** START RAW DATA **
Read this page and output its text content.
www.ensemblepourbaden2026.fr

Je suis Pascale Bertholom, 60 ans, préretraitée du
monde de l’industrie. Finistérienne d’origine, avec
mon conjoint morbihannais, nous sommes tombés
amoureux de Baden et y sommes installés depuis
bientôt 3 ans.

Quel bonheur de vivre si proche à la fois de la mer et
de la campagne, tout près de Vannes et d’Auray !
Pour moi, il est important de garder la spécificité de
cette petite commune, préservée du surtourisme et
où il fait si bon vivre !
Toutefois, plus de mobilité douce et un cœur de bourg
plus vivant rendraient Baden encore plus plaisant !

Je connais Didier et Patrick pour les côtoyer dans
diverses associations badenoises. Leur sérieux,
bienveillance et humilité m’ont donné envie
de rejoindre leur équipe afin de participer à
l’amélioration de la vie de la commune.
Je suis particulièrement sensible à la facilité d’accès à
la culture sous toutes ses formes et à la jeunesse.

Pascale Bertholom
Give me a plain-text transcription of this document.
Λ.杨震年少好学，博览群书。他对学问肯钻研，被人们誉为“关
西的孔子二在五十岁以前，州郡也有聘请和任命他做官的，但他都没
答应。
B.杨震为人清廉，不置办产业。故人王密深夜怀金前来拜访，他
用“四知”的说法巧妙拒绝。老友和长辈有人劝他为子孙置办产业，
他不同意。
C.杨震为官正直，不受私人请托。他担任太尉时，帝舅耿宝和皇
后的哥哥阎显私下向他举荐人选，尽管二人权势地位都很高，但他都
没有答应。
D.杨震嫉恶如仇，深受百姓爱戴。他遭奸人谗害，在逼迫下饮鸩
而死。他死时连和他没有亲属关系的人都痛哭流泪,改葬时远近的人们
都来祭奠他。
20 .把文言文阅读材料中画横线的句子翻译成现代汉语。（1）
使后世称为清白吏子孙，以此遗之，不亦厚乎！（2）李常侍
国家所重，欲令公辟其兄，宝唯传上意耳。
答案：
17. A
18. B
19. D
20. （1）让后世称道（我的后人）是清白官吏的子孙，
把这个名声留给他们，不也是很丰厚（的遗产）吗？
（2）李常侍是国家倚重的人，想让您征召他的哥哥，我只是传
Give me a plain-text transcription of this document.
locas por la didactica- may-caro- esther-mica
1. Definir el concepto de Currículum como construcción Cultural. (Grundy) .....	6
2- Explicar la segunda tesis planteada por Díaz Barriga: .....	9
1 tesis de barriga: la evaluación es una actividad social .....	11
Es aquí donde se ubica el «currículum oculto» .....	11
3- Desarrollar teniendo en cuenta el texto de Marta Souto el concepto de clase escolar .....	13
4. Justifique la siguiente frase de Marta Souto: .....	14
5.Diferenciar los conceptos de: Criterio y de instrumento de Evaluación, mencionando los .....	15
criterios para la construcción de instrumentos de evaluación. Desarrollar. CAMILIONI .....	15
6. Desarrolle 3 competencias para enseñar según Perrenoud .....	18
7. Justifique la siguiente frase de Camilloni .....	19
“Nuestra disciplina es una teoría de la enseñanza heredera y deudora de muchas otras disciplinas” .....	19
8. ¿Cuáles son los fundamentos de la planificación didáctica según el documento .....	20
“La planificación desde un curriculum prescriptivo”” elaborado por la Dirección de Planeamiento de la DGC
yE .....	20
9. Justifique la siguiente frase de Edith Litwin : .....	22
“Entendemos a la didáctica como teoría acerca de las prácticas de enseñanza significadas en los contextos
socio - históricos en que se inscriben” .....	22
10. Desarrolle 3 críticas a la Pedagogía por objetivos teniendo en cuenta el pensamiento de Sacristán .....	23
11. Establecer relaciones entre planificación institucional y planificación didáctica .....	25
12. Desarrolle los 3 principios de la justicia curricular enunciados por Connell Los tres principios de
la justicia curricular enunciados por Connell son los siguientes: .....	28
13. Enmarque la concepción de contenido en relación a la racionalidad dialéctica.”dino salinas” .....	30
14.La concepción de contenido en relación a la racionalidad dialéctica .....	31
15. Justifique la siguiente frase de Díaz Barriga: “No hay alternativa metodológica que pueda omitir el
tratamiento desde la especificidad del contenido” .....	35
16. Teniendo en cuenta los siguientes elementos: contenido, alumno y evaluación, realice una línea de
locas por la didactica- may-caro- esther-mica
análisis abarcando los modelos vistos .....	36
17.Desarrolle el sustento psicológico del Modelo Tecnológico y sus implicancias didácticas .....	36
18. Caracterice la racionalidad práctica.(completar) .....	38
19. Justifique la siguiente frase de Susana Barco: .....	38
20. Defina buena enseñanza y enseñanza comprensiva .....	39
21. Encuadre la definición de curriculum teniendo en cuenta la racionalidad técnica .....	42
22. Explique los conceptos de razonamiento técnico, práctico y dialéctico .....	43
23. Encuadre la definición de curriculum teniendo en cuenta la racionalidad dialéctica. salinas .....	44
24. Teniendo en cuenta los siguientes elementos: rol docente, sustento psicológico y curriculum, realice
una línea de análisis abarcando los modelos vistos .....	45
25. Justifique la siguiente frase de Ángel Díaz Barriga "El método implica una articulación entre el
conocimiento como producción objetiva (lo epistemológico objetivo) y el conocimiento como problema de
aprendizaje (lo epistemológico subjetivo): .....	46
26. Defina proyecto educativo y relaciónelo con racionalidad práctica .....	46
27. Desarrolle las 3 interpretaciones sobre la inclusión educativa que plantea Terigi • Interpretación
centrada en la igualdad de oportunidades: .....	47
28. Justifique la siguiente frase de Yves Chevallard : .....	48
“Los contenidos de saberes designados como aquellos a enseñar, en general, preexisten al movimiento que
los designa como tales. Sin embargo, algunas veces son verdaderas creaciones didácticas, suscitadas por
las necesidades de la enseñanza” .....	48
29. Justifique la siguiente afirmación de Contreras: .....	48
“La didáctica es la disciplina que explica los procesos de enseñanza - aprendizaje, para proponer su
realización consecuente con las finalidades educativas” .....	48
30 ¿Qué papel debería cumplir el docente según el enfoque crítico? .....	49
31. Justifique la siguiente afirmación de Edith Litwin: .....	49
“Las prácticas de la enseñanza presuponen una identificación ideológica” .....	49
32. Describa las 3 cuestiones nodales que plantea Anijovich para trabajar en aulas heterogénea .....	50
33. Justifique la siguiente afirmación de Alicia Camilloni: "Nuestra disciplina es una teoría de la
** END RAW DATA **
## YOUR INSTRUCTIONS
Identify the lines that contain the string "Defina", and copy every one of them.

## WORKED ANSWER
20. Defina buena enseñanza y enseñanza comprensiva .....	39
26. Defina proyecto educativo y relaciónelo con racionalidad práctica .....	46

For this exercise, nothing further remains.